Start of Data listing

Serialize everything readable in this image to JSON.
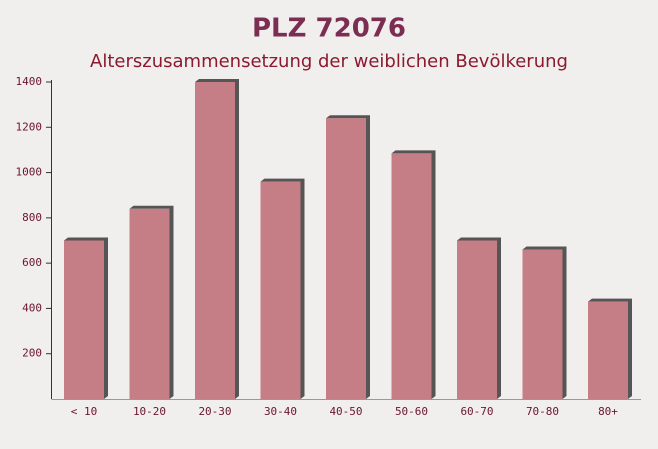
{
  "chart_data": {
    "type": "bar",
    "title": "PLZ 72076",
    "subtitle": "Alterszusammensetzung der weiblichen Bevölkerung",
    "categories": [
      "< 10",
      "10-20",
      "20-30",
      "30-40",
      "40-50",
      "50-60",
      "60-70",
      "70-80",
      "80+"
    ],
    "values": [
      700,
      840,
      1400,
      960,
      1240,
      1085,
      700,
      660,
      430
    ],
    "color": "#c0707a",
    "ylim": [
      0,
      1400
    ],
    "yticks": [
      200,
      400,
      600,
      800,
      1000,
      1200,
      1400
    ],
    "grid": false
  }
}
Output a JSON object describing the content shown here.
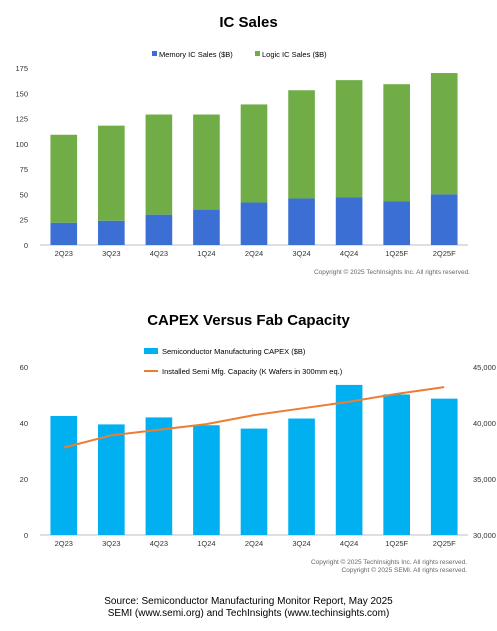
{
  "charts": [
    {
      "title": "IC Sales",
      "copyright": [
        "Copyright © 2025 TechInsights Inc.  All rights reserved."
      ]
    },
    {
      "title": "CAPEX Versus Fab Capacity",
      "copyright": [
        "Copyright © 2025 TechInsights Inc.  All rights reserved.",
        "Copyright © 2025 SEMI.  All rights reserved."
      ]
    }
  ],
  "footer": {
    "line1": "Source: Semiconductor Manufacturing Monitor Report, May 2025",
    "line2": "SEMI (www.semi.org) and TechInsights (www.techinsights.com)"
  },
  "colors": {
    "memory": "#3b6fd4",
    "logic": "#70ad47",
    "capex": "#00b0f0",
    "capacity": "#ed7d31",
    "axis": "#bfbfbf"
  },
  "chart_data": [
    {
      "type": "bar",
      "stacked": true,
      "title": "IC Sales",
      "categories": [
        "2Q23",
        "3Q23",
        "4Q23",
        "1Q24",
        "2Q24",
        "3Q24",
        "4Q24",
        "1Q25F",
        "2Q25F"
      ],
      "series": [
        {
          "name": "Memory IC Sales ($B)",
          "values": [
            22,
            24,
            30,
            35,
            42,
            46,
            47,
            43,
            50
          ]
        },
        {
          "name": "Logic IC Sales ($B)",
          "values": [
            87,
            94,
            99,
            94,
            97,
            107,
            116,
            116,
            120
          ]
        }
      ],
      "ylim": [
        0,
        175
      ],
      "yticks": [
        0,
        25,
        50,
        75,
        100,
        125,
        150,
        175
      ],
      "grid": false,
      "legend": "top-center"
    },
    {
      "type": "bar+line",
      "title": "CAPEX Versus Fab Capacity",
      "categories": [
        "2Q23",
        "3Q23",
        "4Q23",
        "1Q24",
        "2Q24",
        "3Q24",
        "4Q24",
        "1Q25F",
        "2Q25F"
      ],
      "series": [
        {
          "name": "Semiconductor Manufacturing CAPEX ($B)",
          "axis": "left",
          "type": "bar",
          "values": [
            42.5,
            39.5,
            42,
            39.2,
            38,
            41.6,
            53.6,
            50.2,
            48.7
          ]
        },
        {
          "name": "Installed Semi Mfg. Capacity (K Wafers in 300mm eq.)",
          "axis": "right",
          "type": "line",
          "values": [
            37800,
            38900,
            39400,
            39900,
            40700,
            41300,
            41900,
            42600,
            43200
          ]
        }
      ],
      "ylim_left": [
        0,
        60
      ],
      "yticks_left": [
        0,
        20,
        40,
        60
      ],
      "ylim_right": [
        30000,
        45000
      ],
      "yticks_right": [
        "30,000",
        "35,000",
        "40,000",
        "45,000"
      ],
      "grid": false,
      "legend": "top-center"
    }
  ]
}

End of Data listing

Make an exact copy of the data, leaving its pictures out.

Correct response =
Serialize everything readable in this image to JSON.
{
  "chart_data": {
    "type": "bar",
    "title": "PLZ 72076",
    "subtitle": "Alterszusammensetzung der weiblichen Bevölkerung",
    "categories": [
      "< 10",
      "10-20",
      "20-30",
      "30-40",
      "40-50",
      "50-60",
      "60-70",
      "70-80",
      "80+"
    ],
    "values": [
      700,
      840,
      1400,
      960,
      1240,
      1085,
      700,
      660,
      430
    ],
    "color": "#c0707a",
    "ylim": [
      0,
      1400
    ],
    "yticks": [
      200,
      400,
      600,
      800,
      1000,
      1200,
      1400
    ],
    "grid": false
  }
}
Output a JSON object describing the content shown here.
{
  "charts": [
    {
      "title": "IC Sales",
      "copyright": [
        "Copyright © 2025 TechInsights Inc.  All rights reserved."
      ]
    },
    {
      "title": "CAPEX Versus Fab Capacity",
      "copyright": [
        "Copyright © 2025 TechInsights Inc.  All rights reserved.",
        "Copyright © 2025 SEMI.  All rights reserved."
      ]
    }
  ],
  "footer": {
    "line1": "Source: Semiconductor Manufacturing Monitor Report, May 2025",
    "line2": "SEMI (www.semi.org) and TechInsights (www.techinsights.com)"
  },
  "colors": {
    "memory": "#3b6fd4",
    "logic": "#70ad47",
    "capex": "#00b0f0",
    "capacity": "#ed7d31",
    "axis": "#bfbfbf"
  },
  "chart_data": [
    {
      "type": "bar",
      "stacked": true,
      "title": "IC Sales",
      "categories": [
        "2Q23",
        "3Q23",
        "4Q23",
        "1Q24",
        "2Q24",
        "3Q24",
        "4Q24",
        "1Q25F",
        "2Q25F"
      ],
      "series": [
        {
          "name": "Memory IC Sales ($B)",
          "values": [
            22,
            24,
            30,
            35,
            42,
            46,
            47,
            43,
            50
          ]
        },
        {
          "name": "Logic IC Sales ($B)",
          "values": [
            87,
            94,
            99,
            94,
            97,
            107,
            116,
            116,
            120
          ]
        }
      ],
      "ylim": [
        0,
        175
      ],
      "yticks": [
        0,
        25,
        50,
        75,
        100,
        125,
        150,
        175
      ],
      "grid": false,
      "legend": "top-center"
    },
    {
      "type": "bar+line",
      "title": "CAPEX Versus Fab Capacity",
      "categories": [
        "2Q23",
        "3Q23",
        "4Q23",
        "1Q24",
        "2Q24",
        "3Q24",
        "4Q24",
        "1Q25F",
        "2Q25F"
      ],
      "series": [
        {
          "name": "Semiconductor Manufacturing CAPEX ($B)",
          "axis": "left",
          "type": "bar",
          "values": [
            42.5,
            39.5,
            42,
            39.2,
            38,
            41.6,
            53.6,
            50.2,
            48.7
          ]
        },
        {
          "name": "Installed Semi Mfg. Capacity (K Wafers in 300mm eq.)",
          "axis": "right",
          "type": "line",
          "values": [
            37800,
            38900,
            39400,
            39900,
            40700,
            41300,
            41900,
            42600,
            43200
          ]
        }
      ],
      "ylim_left": [
        0,
        60
      ],
      "yticks_left": [
        0,
        20,
        40,
        60
      ],
      "ylim_right": [
        30000,
        45000
      ],
      "yticks_right": [
        "30,000",
        "35,000",
        "40,000",
        "45,000"
      ],
      "grid": false,
      "legend": "top-center"
    }
  ]
}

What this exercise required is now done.